Work to be completed - Take each line that has the word "Learn" and return it.

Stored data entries
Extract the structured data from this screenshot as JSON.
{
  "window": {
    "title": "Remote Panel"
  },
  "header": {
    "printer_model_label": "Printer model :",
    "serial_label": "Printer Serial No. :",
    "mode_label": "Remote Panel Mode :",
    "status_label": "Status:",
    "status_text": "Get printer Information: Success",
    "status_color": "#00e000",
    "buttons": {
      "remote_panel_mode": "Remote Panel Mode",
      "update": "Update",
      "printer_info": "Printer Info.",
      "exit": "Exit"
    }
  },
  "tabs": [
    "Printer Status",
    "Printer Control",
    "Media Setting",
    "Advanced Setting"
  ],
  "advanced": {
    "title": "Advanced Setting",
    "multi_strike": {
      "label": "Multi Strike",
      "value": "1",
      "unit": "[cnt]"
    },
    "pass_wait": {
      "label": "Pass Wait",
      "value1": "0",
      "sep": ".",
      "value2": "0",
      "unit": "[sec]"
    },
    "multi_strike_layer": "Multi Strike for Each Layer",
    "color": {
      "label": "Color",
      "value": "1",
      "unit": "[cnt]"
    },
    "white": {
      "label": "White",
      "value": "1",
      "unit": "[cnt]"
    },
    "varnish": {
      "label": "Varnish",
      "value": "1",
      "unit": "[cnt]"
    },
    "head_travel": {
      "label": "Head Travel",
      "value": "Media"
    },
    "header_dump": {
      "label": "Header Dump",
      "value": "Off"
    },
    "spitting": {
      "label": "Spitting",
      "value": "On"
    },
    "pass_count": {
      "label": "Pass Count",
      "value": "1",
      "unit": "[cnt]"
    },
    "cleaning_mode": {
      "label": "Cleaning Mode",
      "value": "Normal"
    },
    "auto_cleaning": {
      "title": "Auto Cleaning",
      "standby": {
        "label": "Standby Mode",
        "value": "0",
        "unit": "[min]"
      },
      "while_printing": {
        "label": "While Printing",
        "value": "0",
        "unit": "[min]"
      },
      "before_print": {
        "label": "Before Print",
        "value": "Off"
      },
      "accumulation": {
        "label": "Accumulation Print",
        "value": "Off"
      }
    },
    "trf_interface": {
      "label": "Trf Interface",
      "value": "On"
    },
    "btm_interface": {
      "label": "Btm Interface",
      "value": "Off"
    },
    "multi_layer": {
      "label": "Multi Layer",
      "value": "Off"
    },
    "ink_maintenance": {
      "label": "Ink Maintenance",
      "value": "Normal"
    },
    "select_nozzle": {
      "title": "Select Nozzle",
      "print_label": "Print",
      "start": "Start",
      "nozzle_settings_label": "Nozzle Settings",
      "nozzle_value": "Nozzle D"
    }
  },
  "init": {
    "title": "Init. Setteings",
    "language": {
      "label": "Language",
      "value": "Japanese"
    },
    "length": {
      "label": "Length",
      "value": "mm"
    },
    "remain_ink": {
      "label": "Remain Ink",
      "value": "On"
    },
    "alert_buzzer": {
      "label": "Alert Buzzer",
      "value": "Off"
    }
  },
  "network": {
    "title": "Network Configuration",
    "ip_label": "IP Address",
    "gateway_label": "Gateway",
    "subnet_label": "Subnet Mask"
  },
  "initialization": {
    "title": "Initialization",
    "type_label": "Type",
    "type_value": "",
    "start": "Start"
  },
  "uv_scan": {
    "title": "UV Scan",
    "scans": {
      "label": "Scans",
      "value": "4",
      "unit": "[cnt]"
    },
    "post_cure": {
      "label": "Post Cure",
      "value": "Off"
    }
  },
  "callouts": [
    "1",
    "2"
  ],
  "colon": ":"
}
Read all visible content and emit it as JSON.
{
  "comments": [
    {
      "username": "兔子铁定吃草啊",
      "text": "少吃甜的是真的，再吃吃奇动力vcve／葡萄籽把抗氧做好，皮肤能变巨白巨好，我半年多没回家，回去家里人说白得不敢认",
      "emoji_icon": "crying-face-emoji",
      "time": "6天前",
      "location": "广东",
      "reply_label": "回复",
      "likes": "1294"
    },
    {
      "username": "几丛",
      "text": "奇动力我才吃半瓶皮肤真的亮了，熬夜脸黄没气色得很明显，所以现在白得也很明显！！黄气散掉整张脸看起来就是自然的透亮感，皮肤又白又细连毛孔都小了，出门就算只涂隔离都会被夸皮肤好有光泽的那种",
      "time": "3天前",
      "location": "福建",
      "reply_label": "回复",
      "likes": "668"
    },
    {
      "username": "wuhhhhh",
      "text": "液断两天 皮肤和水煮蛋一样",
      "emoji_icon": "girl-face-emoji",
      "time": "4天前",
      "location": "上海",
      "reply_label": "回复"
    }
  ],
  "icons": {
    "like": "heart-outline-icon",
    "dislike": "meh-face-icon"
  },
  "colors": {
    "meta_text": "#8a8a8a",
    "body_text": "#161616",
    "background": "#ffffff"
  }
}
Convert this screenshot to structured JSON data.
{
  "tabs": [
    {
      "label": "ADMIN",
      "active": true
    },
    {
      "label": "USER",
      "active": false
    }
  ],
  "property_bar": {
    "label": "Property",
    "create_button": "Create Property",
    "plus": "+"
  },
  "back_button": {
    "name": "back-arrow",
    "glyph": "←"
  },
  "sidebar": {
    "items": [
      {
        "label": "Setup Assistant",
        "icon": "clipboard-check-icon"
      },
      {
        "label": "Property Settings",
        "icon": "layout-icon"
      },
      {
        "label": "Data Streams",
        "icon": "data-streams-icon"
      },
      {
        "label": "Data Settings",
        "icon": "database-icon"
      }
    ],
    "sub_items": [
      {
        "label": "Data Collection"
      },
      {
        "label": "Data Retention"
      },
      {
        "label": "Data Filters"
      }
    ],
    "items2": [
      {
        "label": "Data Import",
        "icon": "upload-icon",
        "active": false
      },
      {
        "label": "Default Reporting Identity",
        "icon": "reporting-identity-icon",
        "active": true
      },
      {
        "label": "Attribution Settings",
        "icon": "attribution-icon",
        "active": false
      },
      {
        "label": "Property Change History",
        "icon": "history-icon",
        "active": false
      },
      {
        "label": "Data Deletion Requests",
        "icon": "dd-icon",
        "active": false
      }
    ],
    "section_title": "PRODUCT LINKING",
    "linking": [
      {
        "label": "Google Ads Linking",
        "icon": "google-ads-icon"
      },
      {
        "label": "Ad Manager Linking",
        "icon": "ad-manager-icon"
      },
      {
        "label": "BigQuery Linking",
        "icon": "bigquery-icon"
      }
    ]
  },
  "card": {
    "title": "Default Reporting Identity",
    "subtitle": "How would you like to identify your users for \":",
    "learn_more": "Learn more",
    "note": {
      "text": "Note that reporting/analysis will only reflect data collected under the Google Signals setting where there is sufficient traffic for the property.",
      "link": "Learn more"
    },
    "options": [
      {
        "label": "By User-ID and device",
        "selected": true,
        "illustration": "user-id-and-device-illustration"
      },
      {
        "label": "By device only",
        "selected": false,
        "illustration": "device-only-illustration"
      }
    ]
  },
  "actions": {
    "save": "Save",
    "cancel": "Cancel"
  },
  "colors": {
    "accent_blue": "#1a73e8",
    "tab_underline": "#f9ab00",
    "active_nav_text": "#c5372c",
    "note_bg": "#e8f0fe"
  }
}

Right answer -
    "learn_more": "Learn more",
      "link": "Learn more"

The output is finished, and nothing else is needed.